#### What you need to do:
Output every entry exactly as written.

#### Records for this task:
## BEGIN

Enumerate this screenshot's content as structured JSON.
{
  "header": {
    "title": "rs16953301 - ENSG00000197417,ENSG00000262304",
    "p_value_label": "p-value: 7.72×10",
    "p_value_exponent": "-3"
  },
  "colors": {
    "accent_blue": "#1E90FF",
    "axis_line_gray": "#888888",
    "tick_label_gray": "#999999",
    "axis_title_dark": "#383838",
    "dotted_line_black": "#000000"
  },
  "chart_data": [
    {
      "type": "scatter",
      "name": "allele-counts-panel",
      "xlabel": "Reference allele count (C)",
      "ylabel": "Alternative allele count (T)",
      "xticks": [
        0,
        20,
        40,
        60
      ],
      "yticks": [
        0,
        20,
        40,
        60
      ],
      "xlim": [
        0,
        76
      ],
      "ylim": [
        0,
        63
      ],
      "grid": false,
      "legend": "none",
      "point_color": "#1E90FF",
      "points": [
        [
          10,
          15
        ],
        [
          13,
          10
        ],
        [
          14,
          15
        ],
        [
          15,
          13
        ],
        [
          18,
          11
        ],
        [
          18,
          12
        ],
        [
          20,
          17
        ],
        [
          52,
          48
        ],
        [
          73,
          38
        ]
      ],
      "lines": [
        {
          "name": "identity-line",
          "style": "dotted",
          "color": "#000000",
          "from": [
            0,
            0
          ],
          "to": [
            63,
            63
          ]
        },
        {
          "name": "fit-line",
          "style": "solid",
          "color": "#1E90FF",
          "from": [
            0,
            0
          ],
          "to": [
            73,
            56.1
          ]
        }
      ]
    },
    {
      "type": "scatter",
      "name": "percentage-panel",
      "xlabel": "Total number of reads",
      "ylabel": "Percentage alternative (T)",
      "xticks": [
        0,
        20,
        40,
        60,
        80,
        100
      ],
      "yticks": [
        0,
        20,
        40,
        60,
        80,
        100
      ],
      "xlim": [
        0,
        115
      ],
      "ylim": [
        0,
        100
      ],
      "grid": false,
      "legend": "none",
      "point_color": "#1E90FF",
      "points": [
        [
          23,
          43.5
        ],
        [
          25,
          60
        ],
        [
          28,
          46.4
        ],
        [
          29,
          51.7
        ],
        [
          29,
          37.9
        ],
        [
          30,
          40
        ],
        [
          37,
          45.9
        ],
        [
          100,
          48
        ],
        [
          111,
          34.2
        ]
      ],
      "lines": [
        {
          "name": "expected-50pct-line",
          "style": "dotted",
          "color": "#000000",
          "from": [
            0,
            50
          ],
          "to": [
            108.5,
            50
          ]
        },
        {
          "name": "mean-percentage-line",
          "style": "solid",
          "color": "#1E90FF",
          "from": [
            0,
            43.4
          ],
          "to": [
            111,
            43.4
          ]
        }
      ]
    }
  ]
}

## END

#### Output of the exercise:
Enumerate this screenshot's content as structured JSON.
{
  "header": {
    "title": "rs16953301 - ENSG00000197417,ENSG00000262304",
    "p_value_label": "p-value: 7.72×10",
    "p_value_exponent": "-3"
  },
  "colors": {
    "accent_blue": "#1E90FF",
    "axis_line_gray": "#888888",
    "tick_label_gray": "#999999",
    "axis_title_dark": "#383838",
    "dotted_line_black": "#000000"
  },
  "chart_data": [
    {
      "type": "scatter",
      "name": "allele-counts-panel",
      "xlabel": "Reference allele count (C)",
      "ylabel": "Alternative allele count (T)",
      "xticks": [
        0,
        20,
        40,
        60
      ],
      "yticks": [
        0,
        20,
        40,
        60
      ],
      "xlim": [
        0,
        76
      ],
      "ylim": [
        0,
        63
      ],
      "grid": false,
      "legend": "none",
      "point_color": "#1E90FF",
      "points": [
        [
          10,
          15
        ],
        [
          13,
          10
        ],
        [
          14,
          15
        ],
        [
          15,
          13
        ],
        [
          18,
          11
        ],
        [
          18,
          12
        ],
        [
          20,
          17
        ],
        [
          52,
          48
        ],
        [
          73,
          38
        ]
      ],
      "lines": [
        {
          "name": "identity-line",
          "style": "dotted",
          "color": "#000000",
          "from": [
            0,
            0
          ],
          "to": [
            63,
            63
          ]
        },
        {
          "name": "fit-line",
          "style": "solid",
          "color": "#1E90FF",
          "from": [
            0,
            0
          ],
          "to": [
            73,
            56.1
          ]
        }
      ]
    },
    {
      "type": "scatter",
      "name": "percentage-panel",
      "xlabel": "Total number of reads",
      "ylabel": "Percentage alternative (T)",
      "xticks": [
        0,
        20,
        40,
        60,
        80,
        100
      ],
      "yticks": [
        0,
        20,
        40,
        60,
        80,
        100
      ],
      "xlim": [
        0,
        115
      ],
      "ylim": [
        0,
        100
      ],
      "grid": false,
      "legend": "none",
      "point_color": "#1E90FF",
      "points": [
        [
          23,
          43.5
        ],
        [
          25,
          60
        ],
        [
          28,
          46.4
        ],
        [
          29,
          51.7
        ],
        [
          29,
          37.9
        ],
        [
          30,
          40
        ],
        [
          37,
          45.9
        ],
        [
          100,
          48
        ],
        [
          111,
          34.2
        ]
      ],
      "lines": [
        {
          "name": "expected-50pct-line",
          "style": "dotted",
          "color": "#000000",
          "from": [
            0,
            50
          ],
          "to": [
            108.5,
            50
          ]
        },
        {
          "name": "mean-percentage-line",
          "style": "solid",
          "color": "#1E90FF",
          "from": [
            0,
            43.4
          ],
          "to": [
            111,
            43.4
          ]
        }
      ]
    }
  ]
}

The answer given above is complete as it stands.